Reproduce the entries in full, with no changes.

--- begin Data extract ---

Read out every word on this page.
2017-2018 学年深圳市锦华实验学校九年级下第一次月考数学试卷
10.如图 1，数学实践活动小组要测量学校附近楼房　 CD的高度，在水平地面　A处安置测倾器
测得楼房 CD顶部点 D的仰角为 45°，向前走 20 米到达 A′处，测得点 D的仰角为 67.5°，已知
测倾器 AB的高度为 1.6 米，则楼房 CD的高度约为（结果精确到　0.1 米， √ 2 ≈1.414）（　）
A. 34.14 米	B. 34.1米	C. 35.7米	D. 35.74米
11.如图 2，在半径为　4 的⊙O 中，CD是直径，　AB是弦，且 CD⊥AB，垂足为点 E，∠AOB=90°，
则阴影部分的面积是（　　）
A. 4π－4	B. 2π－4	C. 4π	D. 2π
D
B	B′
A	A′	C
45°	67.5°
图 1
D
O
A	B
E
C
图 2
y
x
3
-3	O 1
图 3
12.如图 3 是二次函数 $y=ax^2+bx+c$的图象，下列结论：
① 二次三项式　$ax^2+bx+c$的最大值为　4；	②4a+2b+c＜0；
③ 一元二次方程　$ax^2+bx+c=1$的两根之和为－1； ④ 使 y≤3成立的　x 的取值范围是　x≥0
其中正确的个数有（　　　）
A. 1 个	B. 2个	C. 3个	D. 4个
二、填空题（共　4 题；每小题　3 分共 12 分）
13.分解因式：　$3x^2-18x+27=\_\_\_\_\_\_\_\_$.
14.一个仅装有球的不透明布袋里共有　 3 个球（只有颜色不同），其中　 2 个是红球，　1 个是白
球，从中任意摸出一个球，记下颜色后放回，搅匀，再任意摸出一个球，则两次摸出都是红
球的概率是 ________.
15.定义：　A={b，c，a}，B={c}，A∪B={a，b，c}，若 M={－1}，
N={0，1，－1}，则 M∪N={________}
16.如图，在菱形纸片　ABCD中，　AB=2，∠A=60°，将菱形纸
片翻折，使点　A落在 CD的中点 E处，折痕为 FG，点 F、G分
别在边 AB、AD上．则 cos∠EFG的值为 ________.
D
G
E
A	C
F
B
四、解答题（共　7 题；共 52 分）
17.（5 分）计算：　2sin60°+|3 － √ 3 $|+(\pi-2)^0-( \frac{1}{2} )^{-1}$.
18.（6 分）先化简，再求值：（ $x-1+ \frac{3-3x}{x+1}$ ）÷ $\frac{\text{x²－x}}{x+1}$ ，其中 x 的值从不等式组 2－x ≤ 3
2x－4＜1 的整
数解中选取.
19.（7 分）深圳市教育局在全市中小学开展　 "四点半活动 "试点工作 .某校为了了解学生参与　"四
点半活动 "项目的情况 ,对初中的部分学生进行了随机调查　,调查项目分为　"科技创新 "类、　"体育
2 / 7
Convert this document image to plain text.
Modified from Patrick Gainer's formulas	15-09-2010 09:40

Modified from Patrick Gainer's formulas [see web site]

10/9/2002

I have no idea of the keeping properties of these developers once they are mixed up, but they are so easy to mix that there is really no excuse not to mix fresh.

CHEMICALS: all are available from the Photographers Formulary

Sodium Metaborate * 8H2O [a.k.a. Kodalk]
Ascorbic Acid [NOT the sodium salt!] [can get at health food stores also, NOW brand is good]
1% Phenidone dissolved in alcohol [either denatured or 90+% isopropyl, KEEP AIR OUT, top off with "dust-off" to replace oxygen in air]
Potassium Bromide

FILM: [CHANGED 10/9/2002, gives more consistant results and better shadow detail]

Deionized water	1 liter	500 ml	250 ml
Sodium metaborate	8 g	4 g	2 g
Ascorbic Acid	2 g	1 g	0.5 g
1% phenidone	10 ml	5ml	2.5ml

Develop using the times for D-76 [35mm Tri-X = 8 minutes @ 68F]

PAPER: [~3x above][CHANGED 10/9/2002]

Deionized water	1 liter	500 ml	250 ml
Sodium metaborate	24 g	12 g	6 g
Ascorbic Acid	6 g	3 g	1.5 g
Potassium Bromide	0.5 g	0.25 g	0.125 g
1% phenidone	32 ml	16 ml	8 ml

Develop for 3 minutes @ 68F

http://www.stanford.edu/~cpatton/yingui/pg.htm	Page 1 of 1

--- end Data extract ---

- [Answer to the task]:
Read out every word on this page.
2017-2018 学年深圳市锦华实验学校九年级下第一次月考数学试卷
10.如图 1，数学实践活动小组要测量学校附近楼房　 CD的高度，在水平地面　A处安置测倾器
测得楼房 CD顶部点 D的仰角为 45°，向前走 20 米到达 A′处，测得点 D的仰角为 67.5°，已知
测倾器 AB的高度为 1.6 米，则楼房 CD的高度约为（结果精确到　0.1 米， √ 2 ≈1.414）（　）
A. 34.14 米	B. 34.1米	C. 35.7米	D. 35.74米
11.如图 2，在半径为　4 的⊙O 中，CD是直径，　AB是弦，且 CD⊥AB，垂足为点 E，∠AOB=90°，
则阴影部分的面积是（　　）
A. 4π－4	B. 2π－4	C. 4π	D. 2π
D
B	B′
A	A′	C
45°	67.5°
图 1
D
O
A	B
E
C
图 2
y
x
3
-3	O 1
图 3
12.如图 3 是二次函数 $y=ax^2+bx+c$的图象，下列结论：
① 二次三项式　$ax^2+bx+c$的最大值为　4；	②4a+2b+c＜0；
③ 一元二次方程　$ax^2+bx+c=1$的两根之和为－1； ④ 使 y≤3成立的　x 的取值范围是　x≥0
其中正确的个数有（　　　）
A. 1 个	B. 2个	C. 3个	D. 4个
二、填空题（共　4 题；每小题　3 分共 12 分）
13.分解因式：　$3x^2-18x+27=\_\_\_\_\_\_\_\_$.
14.一个仅装有球的不透明布袋里共有　 3 个球（只有颜色不同），其中　 2 个是红球，　1 个是白
球，从中任意摸出一个球，记下颜色后放回，搅匀，再任意摸出一个球，则两次摸出都是红
球的概率是 ________.
15.定义：　A={b，c，a}，B={c}，A∪B={a，b，c}，若 M={－1}，
N={0，1，－1}，则 M∪N={________}
16.如图，在菱形纸片　ABCD中，　AB=2，∠A=60°，将菱形纸
片翻折，使点　A落在 CD的中点 E处，折痕为 FG，点 F、G分
别在边 AB、AD上．则 cos∠EFG的值为 ________.
D
G
E
A	C
F
B
四、解答题（共　7 题；共 52 分）
17.（5 分）计算：　2sin60°+|3 － √ 3 $|+(\pi-2)^0-( \frac{1}{2} )^{-1}$.
18.（6 分）先化简，再求值：（ $x-1+ \frac{3-3x}{x+1}$ ）÷ $\frac{\text{x²－x}}{x+1}$ ，其中 x 的值从不等式组 2－x ≤ 3
2x－4＜1 的整
数解中选取.
19.（7 分）深圳市教育局在全市中小学开展　 "四点半活动 "试点工作 .某校为了了解学生参与　"四
点半活动 "项目的情况 ,对初中的部分学生进行了随机调查　,调查项目分为　"科技创新 "类、　"体育
2 / 7
Convert this document image to plain text.
Modified from Patrick Gainer's formulas	15-09-2010 09:40

Modified from Patrick Gainer's formulas [see web site]

10/9/2002

I have no idea of the keeping properties of these developers once they are mixed up, but they are so easy to mix that there is really no excuse not to mix fresh.

CHEMICALS: all are available from the Photographers Formulary

Sodium Metaborate * 8H2O [a.k.a. Kodalk]
Ascorbic Acid [NOT the sodium salt!] [can get at health food stores also, NOW brand is good]
1% Phenidone dissolved in alcohol [either denatured or 90+% isopropyl, KEEP AIR OUT, top off with "dust-off" to replace oxygen in air]
Potassium Bromide

FILM: [CHANGED 10/9/2002, gives more consistant results and better shadow detail]

Deionized water	1 liter	500 ml	250 ml
Sodium metaborate	8 g	4 g	2 g
Ascorbic Acid	2 g	1 g	0.5 g
1% phenidone	10 ml	5ml	2.5ml

Develop using the times for D-76 [35mm Tri-X = 8 minutes @ 68F]

PAPER: [~3x above][CHANGED 10/9/2002]

Deionized water	1 liter	500 ml	250 ml
Sodium metaborate	24 g	12 g	6 g
Ascorbic Acid	6 g	3 g	1.5 g
Potassium Bromide	0.5 g	0.25 g	0.125 g
1% phenidone	32 ml	16 ml	8 ml

Develop for 3 minutes @ 68F

http://www.stanford.edu/~cpatton/yingui/pg.htm	Page 1 of 1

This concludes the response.